══ Data section ══
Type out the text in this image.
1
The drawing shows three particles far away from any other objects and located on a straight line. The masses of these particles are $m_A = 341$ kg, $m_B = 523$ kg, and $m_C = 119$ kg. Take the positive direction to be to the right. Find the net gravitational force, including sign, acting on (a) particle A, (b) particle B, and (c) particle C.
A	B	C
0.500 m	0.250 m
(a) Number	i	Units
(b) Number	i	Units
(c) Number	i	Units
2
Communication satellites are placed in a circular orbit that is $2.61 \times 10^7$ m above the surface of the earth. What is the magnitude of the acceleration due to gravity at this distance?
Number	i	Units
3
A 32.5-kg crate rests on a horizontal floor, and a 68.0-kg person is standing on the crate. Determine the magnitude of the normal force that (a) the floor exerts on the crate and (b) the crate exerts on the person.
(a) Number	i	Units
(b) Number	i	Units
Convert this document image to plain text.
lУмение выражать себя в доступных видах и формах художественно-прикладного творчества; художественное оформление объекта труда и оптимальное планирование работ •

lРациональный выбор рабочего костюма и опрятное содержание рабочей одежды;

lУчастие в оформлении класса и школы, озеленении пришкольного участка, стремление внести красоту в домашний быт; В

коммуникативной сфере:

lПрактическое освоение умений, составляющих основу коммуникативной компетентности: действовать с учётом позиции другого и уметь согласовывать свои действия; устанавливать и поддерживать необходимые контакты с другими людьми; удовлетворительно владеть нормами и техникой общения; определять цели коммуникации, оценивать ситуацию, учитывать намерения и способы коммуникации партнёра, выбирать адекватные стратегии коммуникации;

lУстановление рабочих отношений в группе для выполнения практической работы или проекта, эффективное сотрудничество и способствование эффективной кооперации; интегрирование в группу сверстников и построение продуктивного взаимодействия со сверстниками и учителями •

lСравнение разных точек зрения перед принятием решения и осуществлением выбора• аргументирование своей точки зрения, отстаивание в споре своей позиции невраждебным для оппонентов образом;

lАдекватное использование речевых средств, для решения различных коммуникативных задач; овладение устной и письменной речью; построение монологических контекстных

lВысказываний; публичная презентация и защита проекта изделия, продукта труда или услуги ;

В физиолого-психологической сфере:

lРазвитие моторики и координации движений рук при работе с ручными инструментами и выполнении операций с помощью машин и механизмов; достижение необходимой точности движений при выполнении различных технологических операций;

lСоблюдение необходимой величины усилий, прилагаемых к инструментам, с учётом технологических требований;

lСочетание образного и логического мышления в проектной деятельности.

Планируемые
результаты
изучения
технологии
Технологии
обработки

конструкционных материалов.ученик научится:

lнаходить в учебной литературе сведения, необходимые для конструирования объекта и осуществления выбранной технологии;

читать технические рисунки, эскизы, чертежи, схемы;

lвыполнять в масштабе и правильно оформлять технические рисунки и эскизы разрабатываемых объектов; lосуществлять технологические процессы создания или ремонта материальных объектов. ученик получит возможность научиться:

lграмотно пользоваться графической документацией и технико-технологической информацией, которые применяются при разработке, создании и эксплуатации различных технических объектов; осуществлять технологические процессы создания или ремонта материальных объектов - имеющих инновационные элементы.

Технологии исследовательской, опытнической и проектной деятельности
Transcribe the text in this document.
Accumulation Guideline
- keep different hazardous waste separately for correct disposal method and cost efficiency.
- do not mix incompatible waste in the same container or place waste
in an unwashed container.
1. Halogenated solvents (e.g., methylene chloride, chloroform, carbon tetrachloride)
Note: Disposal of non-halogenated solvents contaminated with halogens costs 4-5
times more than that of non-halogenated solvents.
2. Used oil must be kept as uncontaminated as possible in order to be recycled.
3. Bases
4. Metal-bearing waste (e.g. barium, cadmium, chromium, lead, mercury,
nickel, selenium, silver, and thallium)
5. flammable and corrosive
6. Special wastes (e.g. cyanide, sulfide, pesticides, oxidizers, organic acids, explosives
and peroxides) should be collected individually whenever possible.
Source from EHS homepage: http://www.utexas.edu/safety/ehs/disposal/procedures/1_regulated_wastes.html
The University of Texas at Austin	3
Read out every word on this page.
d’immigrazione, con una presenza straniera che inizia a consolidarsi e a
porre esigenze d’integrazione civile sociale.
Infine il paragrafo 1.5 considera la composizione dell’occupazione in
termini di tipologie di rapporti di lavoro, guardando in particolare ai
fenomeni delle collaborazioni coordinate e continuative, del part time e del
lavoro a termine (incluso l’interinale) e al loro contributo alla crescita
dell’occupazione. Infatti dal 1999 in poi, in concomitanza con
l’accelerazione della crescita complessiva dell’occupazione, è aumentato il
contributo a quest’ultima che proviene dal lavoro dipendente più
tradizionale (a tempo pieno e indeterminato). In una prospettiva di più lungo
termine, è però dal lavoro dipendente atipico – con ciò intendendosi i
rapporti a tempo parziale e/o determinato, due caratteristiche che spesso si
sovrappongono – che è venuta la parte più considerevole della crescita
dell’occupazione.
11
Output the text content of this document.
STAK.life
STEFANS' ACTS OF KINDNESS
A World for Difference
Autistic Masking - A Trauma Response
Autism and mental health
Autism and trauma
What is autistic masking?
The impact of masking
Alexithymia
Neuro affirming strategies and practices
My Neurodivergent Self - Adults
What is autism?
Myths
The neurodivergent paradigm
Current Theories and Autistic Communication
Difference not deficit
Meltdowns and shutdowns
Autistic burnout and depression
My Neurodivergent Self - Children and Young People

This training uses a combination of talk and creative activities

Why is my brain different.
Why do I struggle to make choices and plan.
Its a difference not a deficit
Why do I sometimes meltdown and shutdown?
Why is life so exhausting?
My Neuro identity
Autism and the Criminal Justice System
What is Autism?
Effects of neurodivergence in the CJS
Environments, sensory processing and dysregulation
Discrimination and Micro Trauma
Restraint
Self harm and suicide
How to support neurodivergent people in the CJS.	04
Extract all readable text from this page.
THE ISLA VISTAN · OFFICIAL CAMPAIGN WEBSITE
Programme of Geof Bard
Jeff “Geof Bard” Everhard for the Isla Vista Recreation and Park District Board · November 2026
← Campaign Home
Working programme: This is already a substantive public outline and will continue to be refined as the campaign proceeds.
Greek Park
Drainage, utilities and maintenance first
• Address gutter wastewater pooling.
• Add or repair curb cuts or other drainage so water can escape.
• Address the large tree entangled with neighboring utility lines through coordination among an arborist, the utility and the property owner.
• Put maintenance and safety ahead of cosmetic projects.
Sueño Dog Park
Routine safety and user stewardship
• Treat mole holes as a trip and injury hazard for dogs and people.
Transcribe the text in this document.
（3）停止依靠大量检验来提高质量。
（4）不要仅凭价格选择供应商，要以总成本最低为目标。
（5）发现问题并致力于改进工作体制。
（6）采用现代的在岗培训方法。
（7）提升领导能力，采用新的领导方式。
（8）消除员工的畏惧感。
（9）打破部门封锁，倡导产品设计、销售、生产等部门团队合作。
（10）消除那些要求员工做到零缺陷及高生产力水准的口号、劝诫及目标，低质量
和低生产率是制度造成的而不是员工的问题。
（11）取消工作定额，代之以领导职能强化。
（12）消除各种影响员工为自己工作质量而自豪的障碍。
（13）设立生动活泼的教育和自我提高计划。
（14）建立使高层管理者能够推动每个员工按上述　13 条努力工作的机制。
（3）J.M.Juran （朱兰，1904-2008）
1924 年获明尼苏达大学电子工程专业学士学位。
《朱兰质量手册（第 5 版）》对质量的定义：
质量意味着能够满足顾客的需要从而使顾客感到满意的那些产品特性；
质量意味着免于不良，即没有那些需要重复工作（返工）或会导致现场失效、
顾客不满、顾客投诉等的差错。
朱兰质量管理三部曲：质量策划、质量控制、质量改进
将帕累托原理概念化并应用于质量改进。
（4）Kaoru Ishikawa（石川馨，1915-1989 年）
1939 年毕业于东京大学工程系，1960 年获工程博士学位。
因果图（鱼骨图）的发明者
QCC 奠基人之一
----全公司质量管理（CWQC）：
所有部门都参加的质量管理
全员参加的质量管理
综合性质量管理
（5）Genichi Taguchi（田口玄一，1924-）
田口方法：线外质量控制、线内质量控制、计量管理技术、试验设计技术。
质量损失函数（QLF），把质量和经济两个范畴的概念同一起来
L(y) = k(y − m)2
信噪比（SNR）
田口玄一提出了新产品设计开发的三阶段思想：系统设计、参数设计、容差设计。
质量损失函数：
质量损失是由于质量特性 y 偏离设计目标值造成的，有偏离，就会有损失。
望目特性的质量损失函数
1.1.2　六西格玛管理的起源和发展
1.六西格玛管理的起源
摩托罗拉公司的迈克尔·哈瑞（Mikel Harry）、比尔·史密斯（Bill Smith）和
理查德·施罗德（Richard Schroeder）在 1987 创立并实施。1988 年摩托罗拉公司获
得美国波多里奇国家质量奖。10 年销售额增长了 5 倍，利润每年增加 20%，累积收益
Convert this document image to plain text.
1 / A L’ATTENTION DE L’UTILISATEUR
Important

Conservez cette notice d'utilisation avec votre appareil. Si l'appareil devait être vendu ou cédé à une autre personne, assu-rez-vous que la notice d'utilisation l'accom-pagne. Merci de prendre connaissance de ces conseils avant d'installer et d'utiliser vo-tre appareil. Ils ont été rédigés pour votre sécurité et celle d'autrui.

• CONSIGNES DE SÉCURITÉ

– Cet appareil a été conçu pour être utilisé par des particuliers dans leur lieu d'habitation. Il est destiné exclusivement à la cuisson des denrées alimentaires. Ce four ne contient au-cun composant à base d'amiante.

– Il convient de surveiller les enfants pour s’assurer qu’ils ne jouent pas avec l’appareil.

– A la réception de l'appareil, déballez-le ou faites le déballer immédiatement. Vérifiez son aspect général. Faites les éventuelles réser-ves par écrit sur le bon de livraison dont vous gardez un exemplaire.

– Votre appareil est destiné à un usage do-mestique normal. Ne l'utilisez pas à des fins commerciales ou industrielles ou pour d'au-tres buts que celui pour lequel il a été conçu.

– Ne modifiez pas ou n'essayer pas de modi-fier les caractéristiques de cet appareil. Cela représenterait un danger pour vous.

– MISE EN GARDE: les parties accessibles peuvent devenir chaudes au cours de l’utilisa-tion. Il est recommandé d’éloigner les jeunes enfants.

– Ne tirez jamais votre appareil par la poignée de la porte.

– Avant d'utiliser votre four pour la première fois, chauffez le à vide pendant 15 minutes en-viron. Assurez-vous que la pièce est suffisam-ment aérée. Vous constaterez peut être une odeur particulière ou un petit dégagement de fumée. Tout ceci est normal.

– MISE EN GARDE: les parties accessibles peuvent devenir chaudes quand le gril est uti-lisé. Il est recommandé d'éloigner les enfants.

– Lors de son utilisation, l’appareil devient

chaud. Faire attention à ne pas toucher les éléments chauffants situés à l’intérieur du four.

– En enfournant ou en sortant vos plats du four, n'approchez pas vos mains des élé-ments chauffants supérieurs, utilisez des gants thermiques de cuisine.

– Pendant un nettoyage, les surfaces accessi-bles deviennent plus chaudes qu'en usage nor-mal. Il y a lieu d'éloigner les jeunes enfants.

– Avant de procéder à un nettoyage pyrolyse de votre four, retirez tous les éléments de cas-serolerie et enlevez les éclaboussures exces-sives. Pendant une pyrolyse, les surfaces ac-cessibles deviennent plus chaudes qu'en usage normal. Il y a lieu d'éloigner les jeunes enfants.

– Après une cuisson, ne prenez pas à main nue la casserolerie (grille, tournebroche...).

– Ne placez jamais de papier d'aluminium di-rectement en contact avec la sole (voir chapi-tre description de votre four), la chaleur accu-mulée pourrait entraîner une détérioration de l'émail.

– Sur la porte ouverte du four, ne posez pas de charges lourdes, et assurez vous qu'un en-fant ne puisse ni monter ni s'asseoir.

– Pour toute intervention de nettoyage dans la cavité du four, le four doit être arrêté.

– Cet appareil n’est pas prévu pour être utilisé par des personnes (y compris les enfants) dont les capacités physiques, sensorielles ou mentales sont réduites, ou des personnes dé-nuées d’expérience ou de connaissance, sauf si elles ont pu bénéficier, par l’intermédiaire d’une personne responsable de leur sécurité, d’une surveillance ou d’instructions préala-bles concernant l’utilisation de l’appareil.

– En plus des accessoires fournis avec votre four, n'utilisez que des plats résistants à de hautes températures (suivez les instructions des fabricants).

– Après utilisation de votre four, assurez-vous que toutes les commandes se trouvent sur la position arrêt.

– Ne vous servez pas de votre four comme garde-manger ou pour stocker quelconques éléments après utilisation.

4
═══
Exercise requirements =>
Using the material above, copy every line in which the string "технологические" occurs.

Result for this exercise =>
lвыполнять в масштабе и правильно оформлять технические рисунки и эскизы разрабатываемых объектов; lосуществлять технологические процессы создания или ремонта материальных объектов. ученик получит возможность научиться:
lграмотно пользоваться графической документацией и технико-технологической информацией, которые применяются при разработке, создании и эксплуатации различных технических объектов; осуществлять технологические процессы создания или ремонта материальных объектов - имеющих инновационные элементы.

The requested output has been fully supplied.